**WHAT IS BEING ASKED:** Copy each line of the listing below exactly.

**PROVIDED DATA:**

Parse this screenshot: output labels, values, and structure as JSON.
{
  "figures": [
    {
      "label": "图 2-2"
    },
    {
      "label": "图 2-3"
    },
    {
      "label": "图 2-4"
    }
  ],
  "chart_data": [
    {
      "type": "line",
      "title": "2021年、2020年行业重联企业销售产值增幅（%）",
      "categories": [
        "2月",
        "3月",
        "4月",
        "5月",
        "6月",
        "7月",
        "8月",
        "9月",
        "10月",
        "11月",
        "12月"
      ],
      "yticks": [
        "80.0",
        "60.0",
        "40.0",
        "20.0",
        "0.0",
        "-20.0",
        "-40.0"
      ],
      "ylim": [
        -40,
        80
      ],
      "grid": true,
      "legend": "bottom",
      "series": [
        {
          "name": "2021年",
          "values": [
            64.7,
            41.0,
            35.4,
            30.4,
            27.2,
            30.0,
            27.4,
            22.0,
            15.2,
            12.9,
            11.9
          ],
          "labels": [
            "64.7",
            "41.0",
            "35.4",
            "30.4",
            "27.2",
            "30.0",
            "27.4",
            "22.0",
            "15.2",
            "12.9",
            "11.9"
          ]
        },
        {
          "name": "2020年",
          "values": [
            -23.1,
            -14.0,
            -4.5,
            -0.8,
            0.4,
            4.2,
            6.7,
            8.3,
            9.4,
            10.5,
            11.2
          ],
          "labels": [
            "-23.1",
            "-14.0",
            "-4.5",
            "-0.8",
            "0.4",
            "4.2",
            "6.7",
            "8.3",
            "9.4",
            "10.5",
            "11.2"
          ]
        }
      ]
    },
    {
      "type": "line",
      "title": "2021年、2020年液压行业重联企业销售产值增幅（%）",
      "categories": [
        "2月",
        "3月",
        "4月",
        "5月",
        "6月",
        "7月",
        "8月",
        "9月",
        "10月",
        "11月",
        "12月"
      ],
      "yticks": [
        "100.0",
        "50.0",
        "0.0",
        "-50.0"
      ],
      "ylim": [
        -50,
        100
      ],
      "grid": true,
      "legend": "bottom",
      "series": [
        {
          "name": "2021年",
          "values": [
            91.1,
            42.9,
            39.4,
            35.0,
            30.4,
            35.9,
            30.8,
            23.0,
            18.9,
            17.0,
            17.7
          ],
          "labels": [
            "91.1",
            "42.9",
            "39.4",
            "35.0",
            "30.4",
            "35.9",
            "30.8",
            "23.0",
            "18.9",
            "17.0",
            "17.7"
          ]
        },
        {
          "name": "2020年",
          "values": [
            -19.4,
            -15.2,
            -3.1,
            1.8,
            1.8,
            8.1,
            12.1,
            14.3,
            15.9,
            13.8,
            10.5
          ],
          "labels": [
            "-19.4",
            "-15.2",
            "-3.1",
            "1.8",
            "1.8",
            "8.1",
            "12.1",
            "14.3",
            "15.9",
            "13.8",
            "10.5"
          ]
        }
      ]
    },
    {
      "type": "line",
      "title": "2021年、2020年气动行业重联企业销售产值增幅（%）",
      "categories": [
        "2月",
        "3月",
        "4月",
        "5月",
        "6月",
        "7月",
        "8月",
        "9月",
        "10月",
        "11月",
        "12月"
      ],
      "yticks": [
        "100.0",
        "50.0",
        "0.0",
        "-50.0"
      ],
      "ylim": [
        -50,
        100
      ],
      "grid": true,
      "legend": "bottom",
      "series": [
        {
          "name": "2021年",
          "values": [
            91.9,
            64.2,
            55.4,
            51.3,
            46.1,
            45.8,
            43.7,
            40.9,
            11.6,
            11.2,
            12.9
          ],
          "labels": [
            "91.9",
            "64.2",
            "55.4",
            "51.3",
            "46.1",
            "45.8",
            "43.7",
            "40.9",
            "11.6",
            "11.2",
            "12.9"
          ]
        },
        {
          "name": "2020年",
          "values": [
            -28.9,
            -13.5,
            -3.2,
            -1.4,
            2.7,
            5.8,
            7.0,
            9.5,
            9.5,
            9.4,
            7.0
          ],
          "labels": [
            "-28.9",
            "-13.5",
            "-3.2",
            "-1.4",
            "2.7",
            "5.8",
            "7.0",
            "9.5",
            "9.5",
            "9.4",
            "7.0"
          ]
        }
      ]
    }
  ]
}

**RESULT OF THE EXERCISE:**
Parse this screenshot: output labels, values, and structure as JSON.
{
  "figures": [
    {
      "label": "图 2-2"
    },
    {
      "label": "图 2-3"
    },
    {
      "label": "图 2-4"
    }
  ],
  "chart_data": [
    {
      "type": "line",
      "title": "2021年、2020年行业重联企业销售产值增幅（%）",
      "categories": [
        "2月",
        "3月",
        "4月",
        "5月",
        "6月",
        "7月",
        "8月",
        "9月",
        "10月",
        "11月",
        "12月"
      ],
      "yticks": [
        "80.0",
        "60.0",
        "40.0",
        "20.0",
        "0.0",
        "-20.0",
        "-40.0"
      ],
      "ylim": [
        -40,
        80
      ],
      "grid": true,
      "legend": "bottom",
      "series": [
        {
          "name": "2021年",
          "values": [
            64.7,
            41.0,
            35.4,
            30.4,
            27.2,
            30.0,
            27.4,
            22.0,
            15.2,
            12.9,
            11.9
          ],
          "labels": [
            "64.7",
            "41.0",
            "35.4",
            "30.4",
            "27.2",
            "30.0",
            "27.4",
            "22.0",
            "15.2",
            "12.9",
            "11.9"
          ]
        },
        {
          "name": "2020年",
          "values": [
            -23.1,
            -14.0,
            -4.5,
            -0.8,
            0.4,
            4.2,
            6.7,
            8.3,
            9.4,
            10.5,
            11.2
          ],
          "labels": [
            "-23.1",
            "-14.0",
            "-4.5",
            "-0.8",
            "0.4",
            "4.2",
            "6.7",
            "8.3",
            "9.4",
            "10.5",
            "11.2"
          ]
        }
      ]
    },
    {
      "type": "line",
      "title": "2021年、2020年液压行业重联企业销售产值增幅（%）",
      "categories": [
        "2月",
        "3月",
        "4月",
        "5月",
        "6月",
        "7月",
        "8月",
        "9月",
        "10月",
        "11月",
        "12月"
      ],
      "yticks": [
        "100.0",
        "50.0",
        "0.0",
        "-50.0"
      ],
      "ylim": [
        -50,
        100
      ],
      "grid": true,
      "legend": "bottom",
      "series": [
        {
          "name": "2021年",
          "values": [
            91.1,
            42.9,
            39.4,
            35.0,
            30.4,
            35.9,
            30.8,
            23.0,
            18.9,
            17.0,
            17.7
          ],
          "labels": [
            "91.1",
            "42.9",
            "39.4",
            "35.0",
            "30.4",
            "35.9",
            "30.8",
            "23.0",
            "18.9",
            "17.0",
            "17.7"
          ]
        },
        {
          "name": "2020年",
          "values": [
            -19.4,
            -15.2,
            -3.1,
            1.8,
            1.8,
            8.1,
            12.1,
            14.3,
            15.9,
            13.8,
            10.5
          ],
          "labels": [
            "-19.4",
            "-15.2",
            "-3.1",
            "1.8",
            "1.8",
            "8.1",
            "12.1",
            "14.3",
            "15.9",
            "13.8",
            "10.5"
          ]
        }
      ]
    },
    {
      "type": "line",
      "title": "2021年、2020年气动行业重联企业销售产值增幅（%）",
      "categories": [
        "2月",
        "3月",
        "4月",
        "5月",
        "6月",
        "7月",
        "8月",
        "9月",
        "10月",
        "11月",
        "12月"
      ],
      "yticks": [
        "100.0",
        "50.0",
        "0.0",
        "-50.0"
      ],
      "ylim": [
        -50,
        100
      ],
      "grid": true,
      "legend": "bottom",
      "series": [
        {
          "name": "2021年",
          "values": [
            91.9,
            64.2,
            55.4,
            51.3,
            46.1,
            45.8,
            43.7,
            40.9,
            11.6,
            11.2,
            12.9
          ],
          "labels": [
            "91.9",
            "64.2",
            "55.4",
            "51.3",
            "46.1",
            "45.8",
            "43.7",
            "40.9",
            "11.6",
            "11.2",
            "12.9"
          ]
        },
        {
          "name": "2020年",
          "values": [
            -28.9,
            -13.5,
            -3.2,
            -1.4,
            2.7,
            5.8,
            7.0,
            9.5,
            9.5,
            9.4,
            7.0
          ],
          "labels": [
            "-28.9",
            "-13.5",
            "-3.2",
            "-1.4",
            "2.7",
            "5.8",
            "7.0",
            "9.5",
            "9.5",
            "9.4",
            "7.0"
          ]
        }
      ]
    }
  ]
}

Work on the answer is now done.